* Work to do: Locate each line of the material that contains "unit", then return it.

— BEGIN Information given —

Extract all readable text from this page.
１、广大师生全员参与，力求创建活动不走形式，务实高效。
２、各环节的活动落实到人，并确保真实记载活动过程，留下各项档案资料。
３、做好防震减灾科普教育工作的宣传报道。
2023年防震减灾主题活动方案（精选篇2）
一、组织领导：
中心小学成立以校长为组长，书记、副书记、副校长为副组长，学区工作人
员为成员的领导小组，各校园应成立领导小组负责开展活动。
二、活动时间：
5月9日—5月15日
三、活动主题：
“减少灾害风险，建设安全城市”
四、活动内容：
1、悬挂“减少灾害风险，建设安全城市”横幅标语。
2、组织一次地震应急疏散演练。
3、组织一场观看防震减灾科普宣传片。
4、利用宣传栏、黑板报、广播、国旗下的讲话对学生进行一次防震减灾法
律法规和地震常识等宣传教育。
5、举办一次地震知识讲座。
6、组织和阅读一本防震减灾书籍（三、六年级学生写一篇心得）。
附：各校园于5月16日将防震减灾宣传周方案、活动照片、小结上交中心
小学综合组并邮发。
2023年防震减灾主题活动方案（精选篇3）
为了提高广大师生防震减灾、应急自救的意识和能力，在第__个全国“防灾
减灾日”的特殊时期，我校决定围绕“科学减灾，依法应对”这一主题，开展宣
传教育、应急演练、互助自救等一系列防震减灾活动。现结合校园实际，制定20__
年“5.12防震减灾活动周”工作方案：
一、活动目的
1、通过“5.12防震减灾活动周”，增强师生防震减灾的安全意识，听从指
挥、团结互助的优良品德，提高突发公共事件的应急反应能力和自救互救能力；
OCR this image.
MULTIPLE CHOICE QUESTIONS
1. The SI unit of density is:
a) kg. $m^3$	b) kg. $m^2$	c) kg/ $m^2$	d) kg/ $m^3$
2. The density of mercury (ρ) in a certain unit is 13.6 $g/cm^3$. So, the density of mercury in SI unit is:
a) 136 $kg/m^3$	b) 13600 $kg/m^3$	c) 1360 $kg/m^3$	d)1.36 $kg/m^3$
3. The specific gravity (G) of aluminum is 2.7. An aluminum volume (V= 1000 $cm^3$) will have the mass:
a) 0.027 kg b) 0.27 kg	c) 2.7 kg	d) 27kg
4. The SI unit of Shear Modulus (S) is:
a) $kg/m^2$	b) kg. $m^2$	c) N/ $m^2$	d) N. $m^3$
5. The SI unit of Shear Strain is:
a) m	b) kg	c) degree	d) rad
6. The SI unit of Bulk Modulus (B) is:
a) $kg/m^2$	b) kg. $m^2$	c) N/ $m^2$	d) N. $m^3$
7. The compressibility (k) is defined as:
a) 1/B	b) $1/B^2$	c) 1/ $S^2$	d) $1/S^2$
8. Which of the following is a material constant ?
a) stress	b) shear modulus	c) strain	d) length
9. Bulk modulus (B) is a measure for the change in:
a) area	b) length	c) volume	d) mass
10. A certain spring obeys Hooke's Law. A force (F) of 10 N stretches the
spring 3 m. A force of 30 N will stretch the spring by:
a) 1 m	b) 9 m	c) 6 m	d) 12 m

— END Information given —

* Completed exercise:
1. The SI unit of density is:
2. The density of mercury (ρ) in a certain unit is 13.6 $g/cm^3$. So, the density of mercury in SI unit is:
4. The SI unit of Shear Modulus (S) is:
5. The SI unit of Shear Strain is:
6. The SI unit of Bulk Modulus (B) is:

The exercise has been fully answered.